> [Written instruction]: Copy, from the entries below, each line in which the string "tonf" appears.

________________

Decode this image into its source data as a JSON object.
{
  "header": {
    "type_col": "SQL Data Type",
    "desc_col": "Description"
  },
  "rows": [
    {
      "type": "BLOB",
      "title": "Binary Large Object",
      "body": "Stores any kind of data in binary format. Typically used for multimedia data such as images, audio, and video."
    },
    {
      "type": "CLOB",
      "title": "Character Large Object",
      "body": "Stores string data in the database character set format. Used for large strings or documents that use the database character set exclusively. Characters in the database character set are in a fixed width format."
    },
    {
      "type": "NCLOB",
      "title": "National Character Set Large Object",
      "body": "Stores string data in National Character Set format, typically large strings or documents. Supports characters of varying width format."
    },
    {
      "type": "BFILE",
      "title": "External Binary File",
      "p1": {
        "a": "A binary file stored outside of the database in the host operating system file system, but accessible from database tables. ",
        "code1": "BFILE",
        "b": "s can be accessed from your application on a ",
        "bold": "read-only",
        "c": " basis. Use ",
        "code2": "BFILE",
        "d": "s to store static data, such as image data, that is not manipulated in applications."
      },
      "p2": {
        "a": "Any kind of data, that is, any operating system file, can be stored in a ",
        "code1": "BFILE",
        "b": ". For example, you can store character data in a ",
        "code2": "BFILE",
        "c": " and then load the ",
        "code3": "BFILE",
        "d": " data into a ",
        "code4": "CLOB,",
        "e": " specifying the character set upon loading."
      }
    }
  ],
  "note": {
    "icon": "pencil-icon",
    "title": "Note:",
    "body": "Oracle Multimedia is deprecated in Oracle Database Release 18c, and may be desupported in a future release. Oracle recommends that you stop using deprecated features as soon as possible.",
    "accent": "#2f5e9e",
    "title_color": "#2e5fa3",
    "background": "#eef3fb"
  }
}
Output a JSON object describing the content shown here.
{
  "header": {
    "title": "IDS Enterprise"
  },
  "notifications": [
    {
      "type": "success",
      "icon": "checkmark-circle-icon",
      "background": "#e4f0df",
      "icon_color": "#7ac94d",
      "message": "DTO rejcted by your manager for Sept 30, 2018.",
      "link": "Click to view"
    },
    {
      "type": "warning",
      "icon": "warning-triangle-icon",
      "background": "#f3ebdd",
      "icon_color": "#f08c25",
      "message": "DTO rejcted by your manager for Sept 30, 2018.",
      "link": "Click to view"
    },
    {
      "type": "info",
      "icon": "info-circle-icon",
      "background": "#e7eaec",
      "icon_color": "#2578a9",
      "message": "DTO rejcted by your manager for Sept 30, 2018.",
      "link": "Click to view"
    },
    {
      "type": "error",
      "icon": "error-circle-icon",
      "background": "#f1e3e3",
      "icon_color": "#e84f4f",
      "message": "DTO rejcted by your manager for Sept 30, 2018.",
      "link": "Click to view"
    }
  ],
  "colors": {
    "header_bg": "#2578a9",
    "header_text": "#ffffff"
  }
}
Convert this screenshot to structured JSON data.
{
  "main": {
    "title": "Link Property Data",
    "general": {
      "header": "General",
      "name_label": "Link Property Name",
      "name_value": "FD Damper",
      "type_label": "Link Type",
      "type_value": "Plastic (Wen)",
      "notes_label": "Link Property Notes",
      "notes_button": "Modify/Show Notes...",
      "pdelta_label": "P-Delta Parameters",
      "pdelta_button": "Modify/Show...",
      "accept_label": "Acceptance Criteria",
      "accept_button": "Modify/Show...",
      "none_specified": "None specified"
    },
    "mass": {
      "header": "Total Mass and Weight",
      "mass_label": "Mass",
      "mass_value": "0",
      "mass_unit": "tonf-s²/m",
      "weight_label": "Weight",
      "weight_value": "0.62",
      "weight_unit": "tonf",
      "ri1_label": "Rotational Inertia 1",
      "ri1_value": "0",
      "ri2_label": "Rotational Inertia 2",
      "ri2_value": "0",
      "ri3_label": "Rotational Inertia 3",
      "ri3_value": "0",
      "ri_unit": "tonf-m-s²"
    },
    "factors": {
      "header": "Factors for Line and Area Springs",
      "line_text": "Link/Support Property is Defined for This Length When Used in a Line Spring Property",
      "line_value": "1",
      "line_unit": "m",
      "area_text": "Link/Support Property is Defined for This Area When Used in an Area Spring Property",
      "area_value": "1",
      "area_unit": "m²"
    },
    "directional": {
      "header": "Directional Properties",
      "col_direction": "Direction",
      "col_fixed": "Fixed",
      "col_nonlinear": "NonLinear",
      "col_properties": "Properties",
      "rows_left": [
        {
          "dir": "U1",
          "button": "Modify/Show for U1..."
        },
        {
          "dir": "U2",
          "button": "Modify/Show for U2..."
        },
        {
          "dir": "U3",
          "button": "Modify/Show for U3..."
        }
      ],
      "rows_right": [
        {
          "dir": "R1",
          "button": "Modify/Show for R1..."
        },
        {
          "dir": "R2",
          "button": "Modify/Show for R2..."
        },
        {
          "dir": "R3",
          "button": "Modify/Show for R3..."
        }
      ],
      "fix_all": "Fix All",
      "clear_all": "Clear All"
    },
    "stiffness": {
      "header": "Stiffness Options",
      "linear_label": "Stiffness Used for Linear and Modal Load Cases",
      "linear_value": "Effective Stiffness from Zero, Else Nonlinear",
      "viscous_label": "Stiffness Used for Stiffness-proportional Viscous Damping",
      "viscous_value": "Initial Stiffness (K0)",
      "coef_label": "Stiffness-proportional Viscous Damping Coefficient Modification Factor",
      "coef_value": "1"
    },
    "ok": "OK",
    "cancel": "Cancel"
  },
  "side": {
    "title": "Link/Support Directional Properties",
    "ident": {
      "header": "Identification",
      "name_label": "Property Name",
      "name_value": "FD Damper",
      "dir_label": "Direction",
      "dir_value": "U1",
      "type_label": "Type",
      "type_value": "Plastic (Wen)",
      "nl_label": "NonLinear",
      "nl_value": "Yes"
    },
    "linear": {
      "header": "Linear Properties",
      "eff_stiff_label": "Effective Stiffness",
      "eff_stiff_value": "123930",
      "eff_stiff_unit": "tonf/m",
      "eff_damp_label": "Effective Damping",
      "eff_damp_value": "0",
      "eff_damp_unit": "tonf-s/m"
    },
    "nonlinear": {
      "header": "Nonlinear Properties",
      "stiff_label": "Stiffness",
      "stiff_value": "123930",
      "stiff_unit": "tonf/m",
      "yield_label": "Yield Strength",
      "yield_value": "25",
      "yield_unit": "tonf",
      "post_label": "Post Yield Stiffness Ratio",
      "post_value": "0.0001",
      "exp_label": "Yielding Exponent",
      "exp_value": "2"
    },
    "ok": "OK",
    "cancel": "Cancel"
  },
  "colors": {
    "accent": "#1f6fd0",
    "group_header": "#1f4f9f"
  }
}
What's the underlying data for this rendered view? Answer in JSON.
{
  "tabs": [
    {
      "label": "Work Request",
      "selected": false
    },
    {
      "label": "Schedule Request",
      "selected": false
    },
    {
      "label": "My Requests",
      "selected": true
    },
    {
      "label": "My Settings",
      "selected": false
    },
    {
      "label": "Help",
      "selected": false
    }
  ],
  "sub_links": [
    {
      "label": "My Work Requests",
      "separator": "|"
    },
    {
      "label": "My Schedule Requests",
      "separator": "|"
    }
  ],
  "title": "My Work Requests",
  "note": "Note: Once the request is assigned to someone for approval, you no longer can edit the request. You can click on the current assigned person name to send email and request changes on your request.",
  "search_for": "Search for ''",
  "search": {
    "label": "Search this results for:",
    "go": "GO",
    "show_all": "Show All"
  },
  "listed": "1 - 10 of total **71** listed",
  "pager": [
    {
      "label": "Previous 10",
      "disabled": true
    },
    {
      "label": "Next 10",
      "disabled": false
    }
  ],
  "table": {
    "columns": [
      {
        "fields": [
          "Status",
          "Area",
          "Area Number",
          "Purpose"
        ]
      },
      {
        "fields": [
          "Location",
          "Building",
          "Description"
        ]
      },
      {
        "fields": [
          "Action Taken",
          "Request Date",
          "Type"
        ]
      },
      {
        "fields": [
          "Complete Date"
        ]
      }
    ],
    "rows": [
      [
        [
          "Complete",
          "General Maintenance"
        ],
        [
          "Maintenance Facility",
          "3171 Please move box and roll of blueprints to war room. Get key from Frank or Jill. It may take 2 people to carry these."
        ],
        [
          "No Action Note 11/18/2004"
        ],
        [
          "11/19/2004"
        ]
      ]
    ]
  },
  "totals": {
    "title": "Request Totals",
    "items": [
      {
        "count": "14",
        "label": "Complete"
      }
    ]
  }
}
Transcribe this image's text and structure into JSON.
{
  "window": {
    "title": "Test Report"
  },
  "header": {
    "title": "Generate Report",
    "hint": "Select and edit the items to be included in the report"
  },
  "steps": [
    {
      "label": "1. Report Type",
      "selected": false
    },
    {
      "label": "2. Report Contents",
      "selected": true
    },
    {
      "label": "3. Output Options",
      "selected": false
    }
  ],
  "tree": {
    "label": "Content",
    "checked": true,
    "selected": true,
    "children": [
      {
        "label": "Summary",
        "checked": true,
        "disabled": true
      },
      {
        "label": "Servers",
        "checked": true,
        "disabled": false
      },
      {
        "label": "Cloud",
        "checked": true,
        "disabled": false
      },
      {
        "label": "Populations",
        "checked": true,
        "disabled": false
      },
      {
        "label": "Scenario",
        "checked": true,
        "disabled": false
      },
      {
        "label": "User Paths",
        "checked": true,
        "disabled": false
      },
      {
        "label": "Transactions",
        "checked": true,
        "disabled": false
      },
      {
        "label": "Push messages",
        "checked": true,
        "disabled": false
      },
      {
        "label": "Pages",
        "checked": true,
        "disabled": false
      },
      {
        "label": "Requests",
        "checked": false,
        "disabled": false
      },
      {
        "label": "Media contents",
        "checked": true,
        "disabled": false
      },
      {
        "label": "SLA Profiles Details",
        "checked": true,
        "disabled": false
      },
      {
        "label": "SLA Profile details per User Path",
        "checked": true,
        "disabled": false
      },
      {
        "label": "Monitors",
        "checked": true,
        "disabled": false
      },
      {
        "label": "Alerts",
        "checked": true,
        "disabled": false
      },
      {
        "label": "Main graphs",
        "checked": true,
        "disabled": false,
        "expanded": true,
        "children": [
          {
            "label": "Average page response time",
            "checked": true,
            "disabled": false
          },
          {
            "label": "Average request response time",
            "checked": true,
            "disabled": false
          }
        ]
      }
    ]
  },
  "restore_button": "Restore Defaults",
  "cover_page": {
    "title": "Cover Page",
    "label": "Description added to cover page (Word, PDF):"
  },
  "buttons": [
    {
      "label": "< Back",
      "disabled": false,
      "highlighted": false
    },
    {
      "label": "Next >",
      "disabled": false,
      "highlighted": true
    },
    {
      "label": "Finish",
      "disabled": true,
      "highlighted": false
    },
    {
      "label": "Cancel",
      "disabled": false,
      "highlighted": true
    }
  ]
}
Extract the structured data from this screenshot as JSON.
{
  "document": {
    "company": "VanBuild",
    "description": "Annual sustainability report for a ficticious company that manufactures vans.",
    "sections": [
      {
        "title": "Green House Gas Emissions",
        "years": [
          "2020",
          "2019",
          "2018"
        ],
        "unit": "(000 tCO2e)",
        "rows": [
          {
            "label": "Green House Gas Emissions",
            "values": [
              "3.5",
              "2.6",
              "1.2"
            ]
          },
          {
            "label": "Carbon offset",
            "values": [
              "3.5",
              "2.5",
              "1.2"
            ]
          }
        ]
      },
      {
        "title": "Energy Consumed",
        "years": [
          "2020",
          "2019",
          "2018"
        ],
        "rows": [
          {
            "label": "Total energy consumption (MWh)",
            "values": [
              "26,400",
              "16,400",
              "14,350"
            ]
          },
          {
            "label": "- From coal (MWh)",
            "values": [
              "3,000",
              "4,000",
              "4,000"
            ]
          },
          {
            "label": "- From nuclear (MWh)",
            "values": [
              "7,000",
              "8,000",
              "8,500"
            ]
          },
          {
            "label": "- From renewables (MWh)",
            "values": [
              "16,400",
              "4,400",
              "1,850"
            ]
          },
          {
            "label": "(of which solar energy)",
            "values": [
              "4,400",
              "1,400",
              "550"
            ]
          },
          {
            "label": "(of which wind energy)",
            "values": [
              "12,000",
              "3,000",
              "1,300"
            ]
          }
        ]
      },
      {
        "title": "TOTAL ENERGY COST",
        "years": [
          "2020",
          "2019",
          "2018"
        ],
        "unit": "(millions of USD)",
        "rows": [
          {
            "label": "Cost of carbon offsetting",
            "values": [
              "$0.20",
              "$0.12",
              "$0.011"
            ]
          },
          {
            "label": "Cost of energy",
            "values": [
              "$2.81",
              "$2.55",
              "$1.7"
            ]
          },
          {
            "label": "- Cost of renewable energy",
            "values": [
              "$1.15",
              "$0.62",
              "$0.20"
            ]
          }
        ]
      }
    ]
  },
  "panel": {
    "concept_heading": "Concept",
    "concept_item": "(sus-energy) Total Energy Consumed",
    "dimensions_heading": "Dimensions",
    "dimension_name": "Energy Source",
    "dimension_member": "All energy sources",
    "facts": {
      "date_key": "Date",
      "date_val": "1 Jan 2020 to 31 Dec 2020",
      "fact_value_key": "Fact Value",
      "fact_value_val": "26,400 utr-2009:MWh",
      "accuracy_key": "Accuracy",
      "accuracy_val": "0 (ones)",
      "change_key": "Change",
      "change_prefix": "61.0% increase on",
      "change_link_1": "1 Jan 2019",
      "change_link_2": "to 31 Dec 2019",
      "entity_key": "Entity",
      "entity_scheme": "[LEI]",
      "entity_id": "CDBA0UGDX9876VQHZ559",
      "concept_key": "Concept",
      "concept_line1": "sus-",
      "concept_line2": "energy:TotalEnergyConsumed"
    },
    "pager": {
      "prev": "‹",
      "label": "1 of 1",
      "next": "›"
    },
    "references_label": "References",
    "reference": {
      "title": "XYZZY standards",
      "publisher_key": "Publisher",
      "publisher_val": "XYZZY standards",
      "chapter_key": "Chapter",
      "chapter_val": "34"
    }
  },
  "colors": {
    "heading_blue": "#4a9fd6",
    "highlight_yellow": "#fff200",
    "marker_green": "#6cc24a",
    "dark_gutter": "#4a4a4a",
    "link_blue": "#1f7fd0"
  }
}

________________

> [Result of the exercise]:
      "mass_unit": "tonf-s²/m",
      "weight_unit": "tonf",
      "ri_unit": "tonf-m-s²"
      "eff_stiff_unit": "tonf/m",
      "eff_damp_unit": "tonf-s/m"
      "stiff_unit": "tonf/m",
      "yield_unit": "tonf",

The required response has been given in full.